-- Start Extracted entries --

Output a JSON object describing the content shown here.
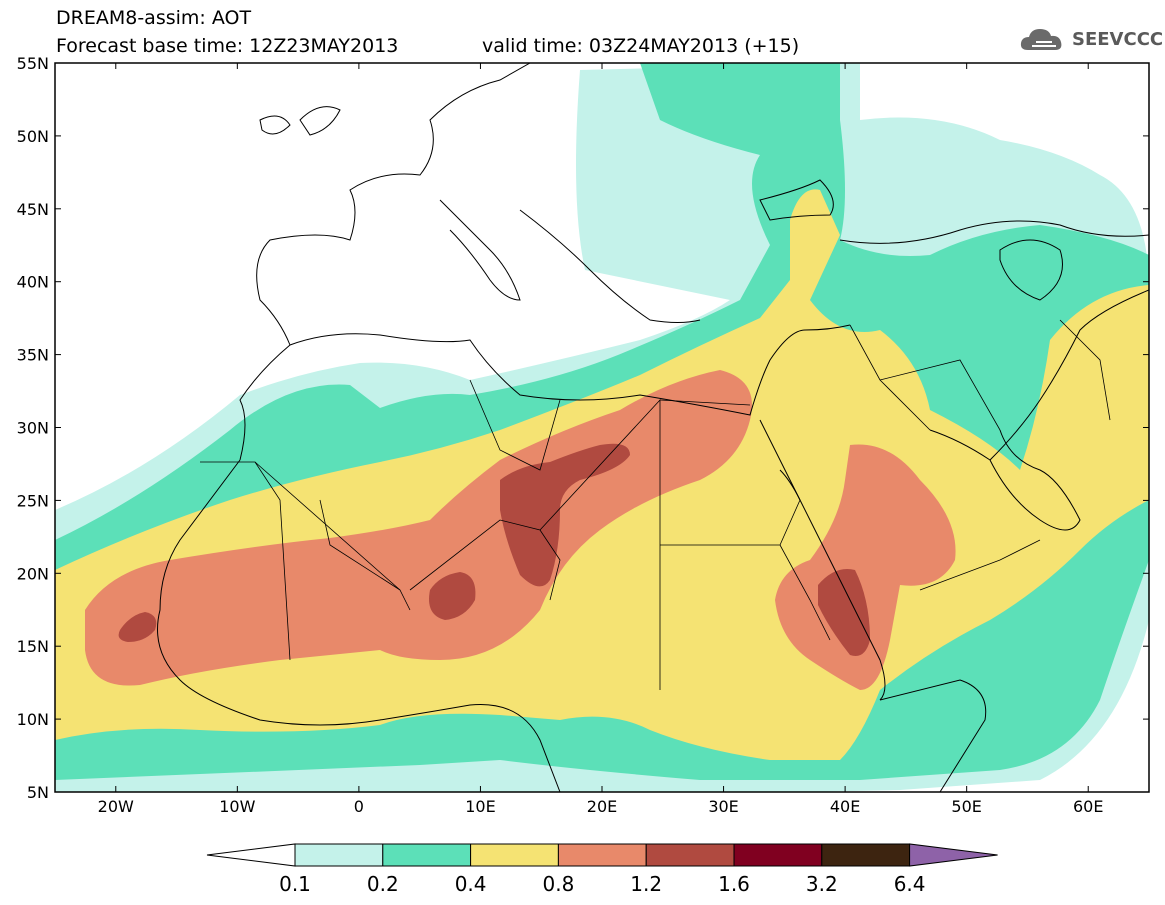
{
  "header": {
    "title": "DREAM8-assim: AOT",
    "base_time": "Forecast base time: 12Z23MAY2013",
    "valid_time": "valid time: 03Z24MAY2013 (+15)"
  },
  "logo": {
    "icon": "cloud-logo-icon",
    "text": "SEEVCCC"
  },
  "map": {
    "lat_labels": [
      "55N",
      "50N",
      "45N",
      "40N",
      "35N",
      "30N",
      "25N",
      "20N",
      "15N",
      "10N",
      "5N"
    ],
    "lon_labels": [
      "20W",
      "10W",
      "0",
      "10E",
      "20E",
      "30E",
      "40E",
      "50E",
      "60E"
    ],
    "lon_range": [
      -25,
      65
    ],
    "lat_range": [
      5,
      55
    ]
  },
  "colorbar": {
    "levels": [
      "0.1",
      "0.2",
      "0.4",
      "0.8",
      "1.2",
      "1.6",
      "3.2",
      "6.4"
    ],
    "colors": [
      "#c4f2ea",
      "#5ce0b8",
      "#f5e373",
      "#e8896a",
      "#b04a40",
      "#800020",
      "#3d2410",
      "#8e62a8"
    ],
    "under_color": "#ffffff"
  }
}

-- End Extracted entries --

Output each line exactly; omit every picture.

**Response below**.
Output a JSON object describing the content shown here.
{
  "header": {
    "title": "DREAM8-assim: AOT",
    "base_time": "Forecast base time: 12Z23MAY2013",
    "valid_time": "valid time: 03Z24MAY2013 (+15)"
  },
  "logo": {
    "icon": "cloud-logo-icon",
    "text": "SEEVCCC"
  },
  "map": {
    "lat_labels": [
      "55N",
      "50N",
      "45N",
      "40N",
      "35N",
      "30N",
      "25N",
      "20N",
      "15N",
      "10N",
      "5N"
    ],
    "lon_labels": [
      "20W",
      "10W",
      "0",
      "10E",
      "20E",
      "30E",
      "40E",
      "50E",
      "60E"
    ],
    "lon_range": [
      -25,
      65
    ],
    "lat_range": [
      5,
      55
    ]
  },
  "colorbar": {
    "levels": [
      "0.1",
      "0.2",
      "0.4",
      "0.8",
      "1.2",
      "1.6",
      "3.2",
      "6.4"
    ],
    "colors": [
      "#c4f2ea",
      "#5ce0b8",
      "#f5e373",
      "#e8896a",
      "#b04a40",
      "#800020",
      "#3d2410",
      "#8e62a8"
    ],
    "under_color": "#ffffff"
  }
}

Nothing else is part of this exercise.